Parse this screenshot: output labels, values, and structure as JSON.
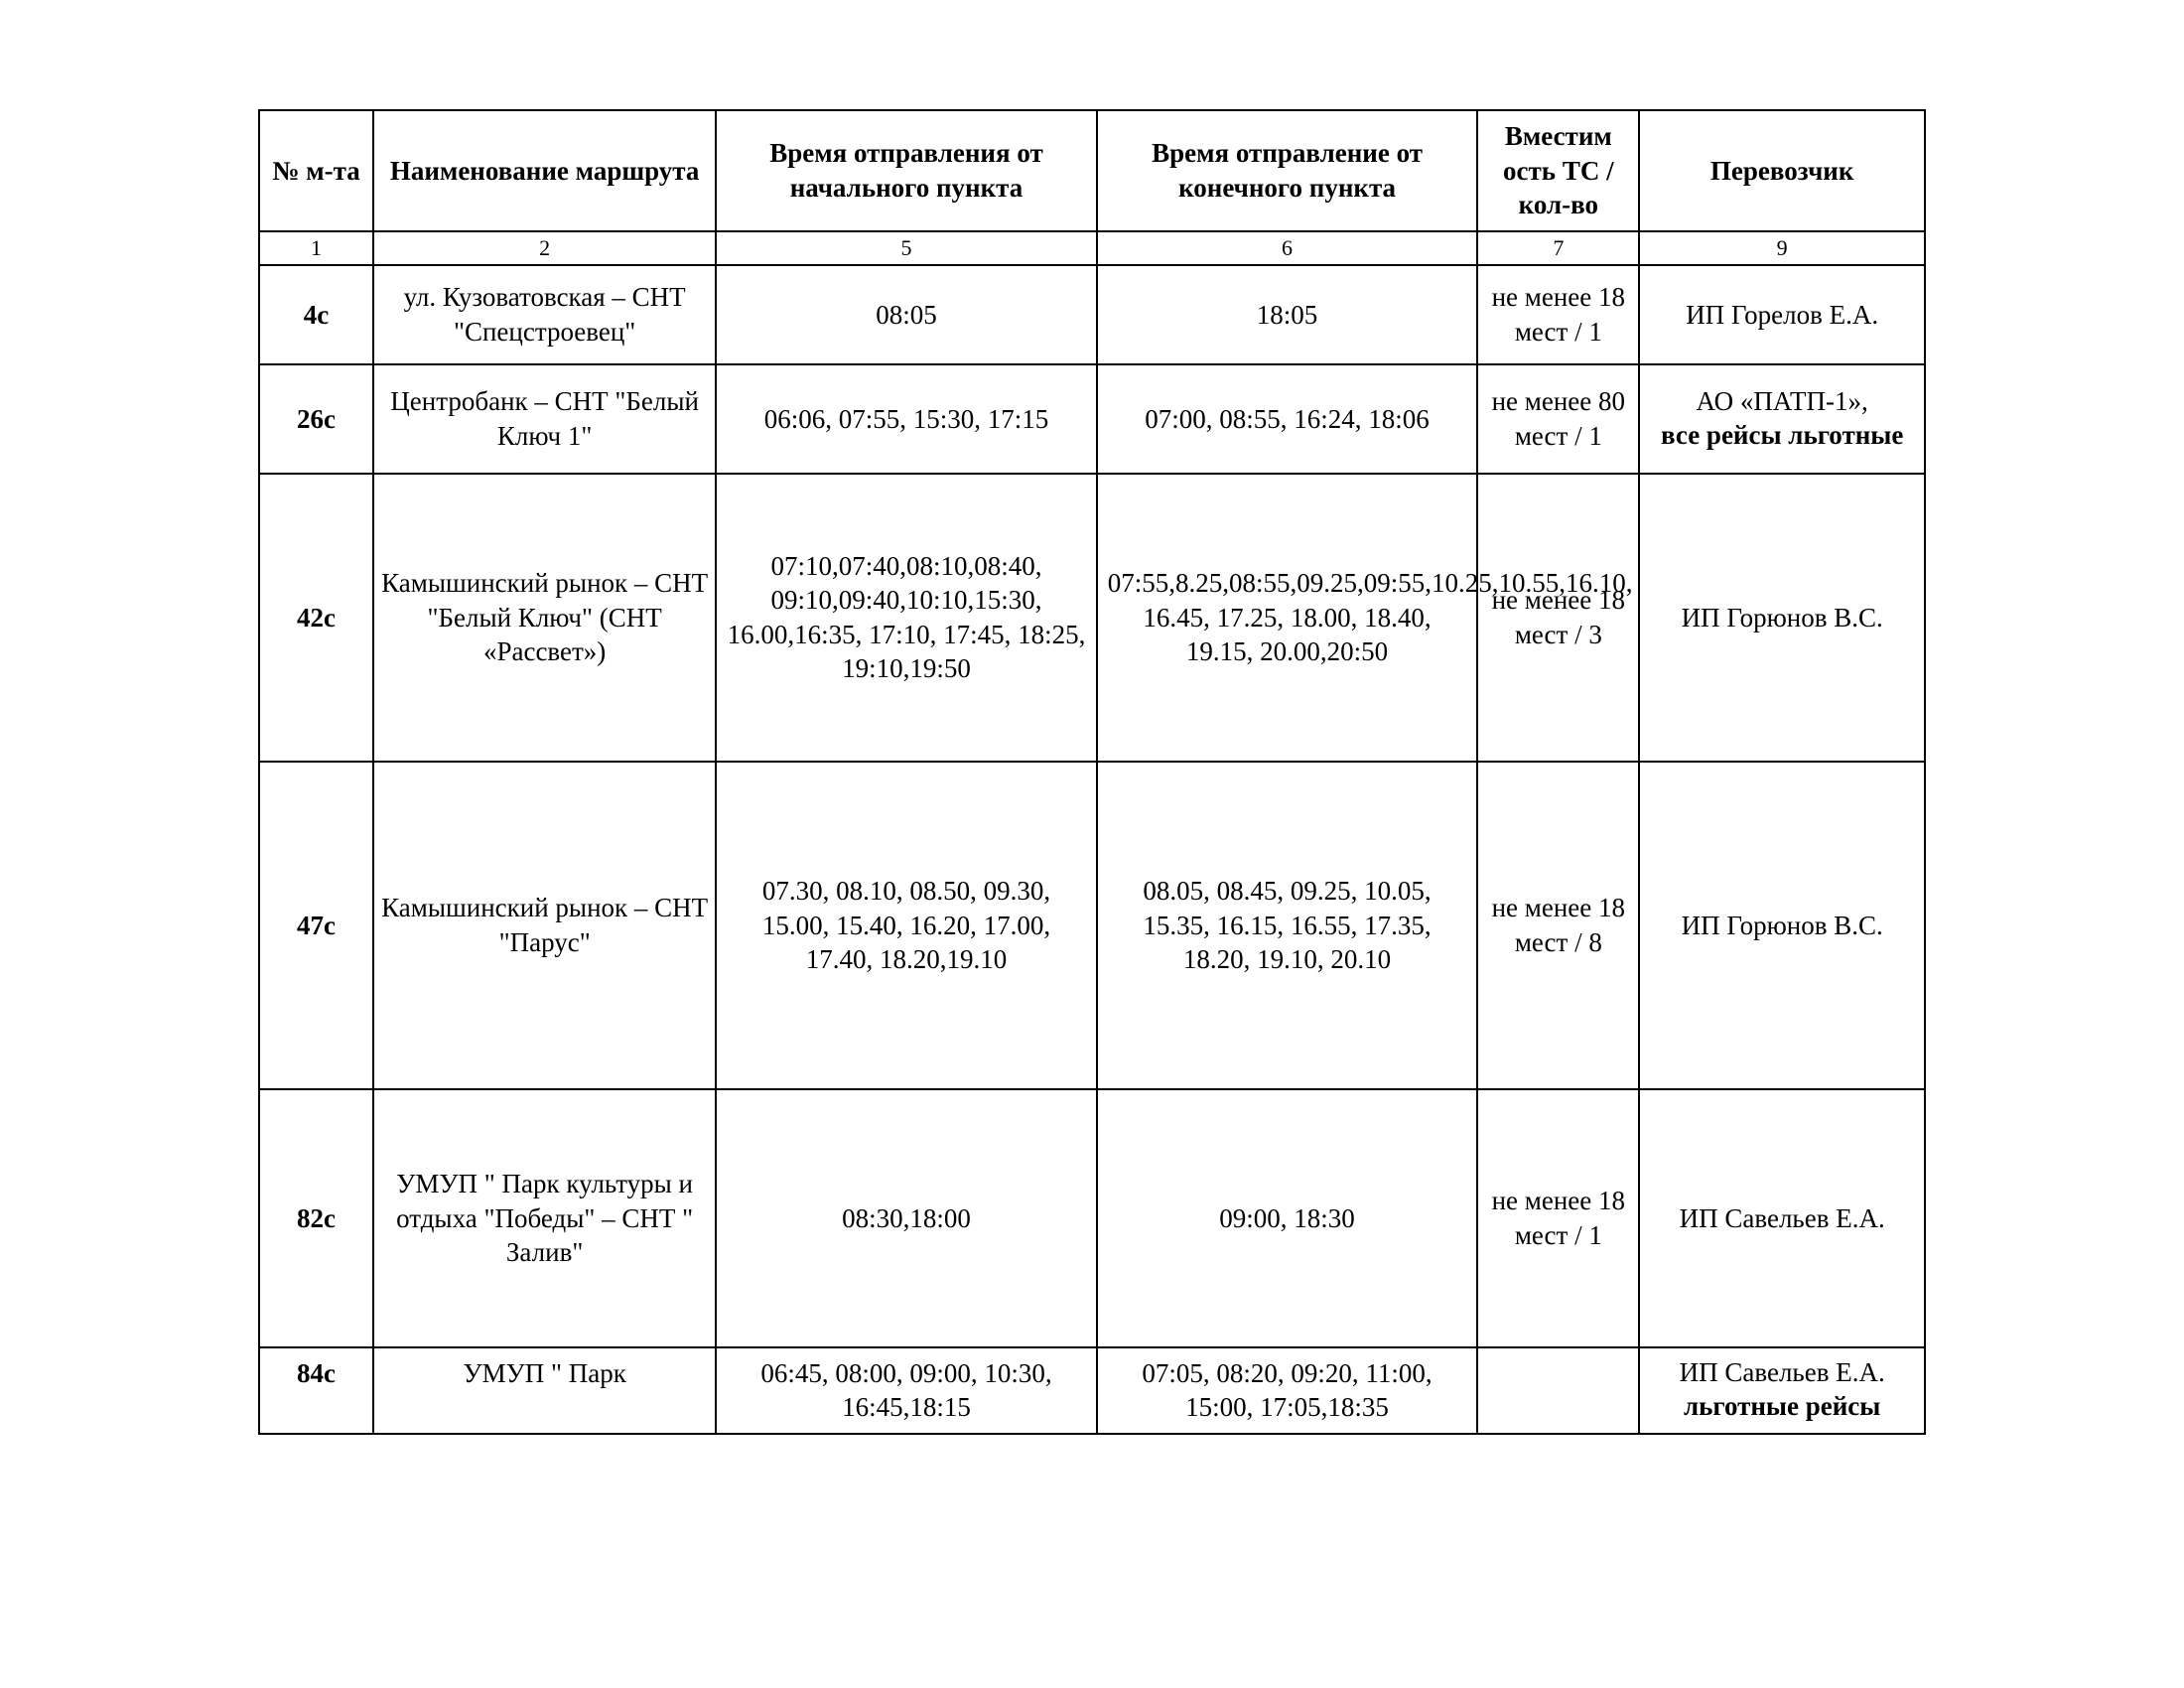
{
  "table": {
    "headers": {
      "num": "№ м-та",
      "name": "Наименование маршрута",
      "dep": "Время отправления от начального пункта",
      "ret": "Время отправление от конечного пункта",
      "cap": "Вместим ость ТС / кол-во",
      "carrier": "Перевозчик"
    },
    "colLabels": {
      "c1": "1",
      "c2": "2",
      "c3": "5",
      "c4": "6",
      "c5": "7",
      "c6": "9"
    },
    "rows": [
      {
        "num": "4с",
        "name": "ул. Кузоватовская – СНТ \"Спецстроевец\"",
        "dep": "08:05",
        "ret": "18:05",
        "cap": "не менее 18 мест / 1",
        "carrier": "ИП Горелов Е.А.",
        "carrier_bold": ""
      },
      {
        "num": "26с",
        "name": "Центробанк – СНТ \"Белый Ключ 1\"",
        "dep": "06:06, 07:55, 15:30, 17:15",
        "ret": "07:00, 08:55, 16:24, 18:06",
        "cap": "не менее 80 мест / 1",
        "carrier": "АО «ПАТП-1»,",
        "carrier_bold": "все рейсы льготные"
      },
      {
        "num": "42с",
        "name": "Камышинский рынок – СНТ \"Белый Ключ\" (СНТ «Рассвет»)",
        "dep": "07:10,07:40,08:10,08:40, 09:10,09:40,10:10,15:30, 16.00,16:35, 17:10, 17:45, 18:25, 19:10,19:50",
        "ret": "07:55,8.25,08:55,09.25,09:55,10.25,10.55,16.10, 16.45, 17.25, 18.00, 18.40, 19.15, 20.00,20:50",
        "cap": "не менее 18 мест / 3",
        "carrier": "ИП Горюнов В.С.",
        "carrier_bold": ""
      },
      {
        "num": "47с",
        "name": "Камышинский рынок – СНТ \"Парус\"",
        "dep": "07.30, 08.10, 08.50, 09.30, 15.00, 15.40, 16.20, 17.00, 17.40, 18.20,19.10",
        "ret": "08.05, 08.45, 09.25, 10.05, 15.35, 16.15, 16.55, 17.35, 18.20, 19.10, 20.10",
        "cap": "не менее 18 мест / 8",
        "carrier": "ИП Горюнов В.С.",
        "carrier_bold": ""
      },
      {
        "num": "82с",
        "name": "УМУП \" Парк культуры и отдыха \"Победы\" – СНТ \" Залив\"",
        "dep": "08:30,18:00",
        "ret": "09:00, 18:30",
        "cap": "не менее 18 мест / 1",
        "carrier": "ИП Савельев Е.А.",
        "carrier_bold": ""
      },
      {
        "num": "84с",
        "name": "УМУП \" Парк",
        "dep": "06:45, 08:00, 09:00, 10:30, 16:45,18:15",
        "ret": "07:05, 08:20, 09:20, 11:00, 15:00, 17:05,18:35",
        "cap": "",
        "carrier": "ИП Савельев Е.А.",
        "carrier_bold": "льготные рейсы"
      }
    ]
  }
}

○ ○ ○ ○

Work required ->
All the lines above are to be given again exactly as they read, with the pictures removed.

Solved problem ->
Parse this screenshot: output labels, values, and structure as JSON.
{
  "table": {
    "headers": {
      "num": "№ м-та",
      "name": "Наименование маршрута",
      "dep": "Время отправления от начального пункта",
      "ret": "Время отправление от конечного пункта",
      "cap": "Вместим ость ТС / кол-во",
      "carrier": "Перевозчик"
    },
    "colLabels": {
      "c1": "1",
      "c2": "2",
      "c3": "5",
      "c4": "6",
      "c5": "7",
      "c6": "9"
    },
    "rows": [
      {
        "num": "4с",
        "name": "ул. Кузоватовская – СНТ \"Спецстроевец\"",
        "dep": "08:05",
        "ret": "18:05",
        "cap": "не менее 18 мест / 1",
        "carrier": "ИП Горелов Е.А.",
        "carrier_bold": ""
      },
      {
        "num": "26с",
        "name": "Центробанк – СНТ \"Белый Ключ 1\"",
        "dep": "06:06, 07:55, 15:30, 17:15",
        "ret": "07:00, 08:55, 16:24, 18:06",
        "cap": "не менее 80 мест / 1",
        "carrier": "АО «ПАТП-1»,",
        "carrier_bold": "все рейсы льготные"
      },
      {
        "num": "42с",
        "name": "Камышинский рынок – СНТ \"Белый Ключ\" (СНТ «Рассвет»)",
        "dep": "07:10,07:40,08:10,08:40, 09:10,09:40,10:10,15:30, 16.00,16:35, 17:10, 17:45, 18:25, 19:10,19:50",
        "ret": "07:55,8.25,08:55,09.25,09:55,10.25,10.55,16.10, 16.45, 17.25, 18.00, 18.40, 19.15, 20.00,20:50",
        "cap": "не менее 18 мест / 3",
        "carrier": "ИП Горюнов В.С.",
        "carrier_bold": ""
      },
      {
        "num": "47с",
        "name": "Камышинский рынок – СНТ \"Парус\"",
        "dep": "07.30, 08.10, 08.50, 09.30, 15.00, 15.40, 16.20, 17.00, 17.40, 18.20,19.10",
        "ret": "08.05, 08.45, 09.25, 10.05, 15.35, 16.15, 16.55, 17.35, 18.20, 19.10, 20.10",
        "cap": "не менее 18 мест / 8",
        "carrier": "ИП Горюнов В.С.",
        "carrier_bold": ""
      },
      {
        "num": "82с",
        "name": "УМУП \" Парк культуры и отдыха \"Победы\" – СНТ \" Залив\"",
        "dep": "08:30,18:00",
        "ret": "09:00, 18:30",
        "cap": "не менее 18 мест / 1",
        "carrier": "ИП Савельев Е.А.",
        "carrier_bold": ""
      },
      {
        "num": "84с",
        "name": "УМУП \" Парк",
        "dep": "06:45, 08:00, 09:00, 10:30, 16:45,18:15",
        "ret": "07:05, 08:20, 09:20, 11:00, 15:00, 17:05,18:35",
        "cap": "",
        "carrier": "ИП Савельев Е.А.",
        "carrier_bold": "льготные рейсы"
      }
    ]
  }
}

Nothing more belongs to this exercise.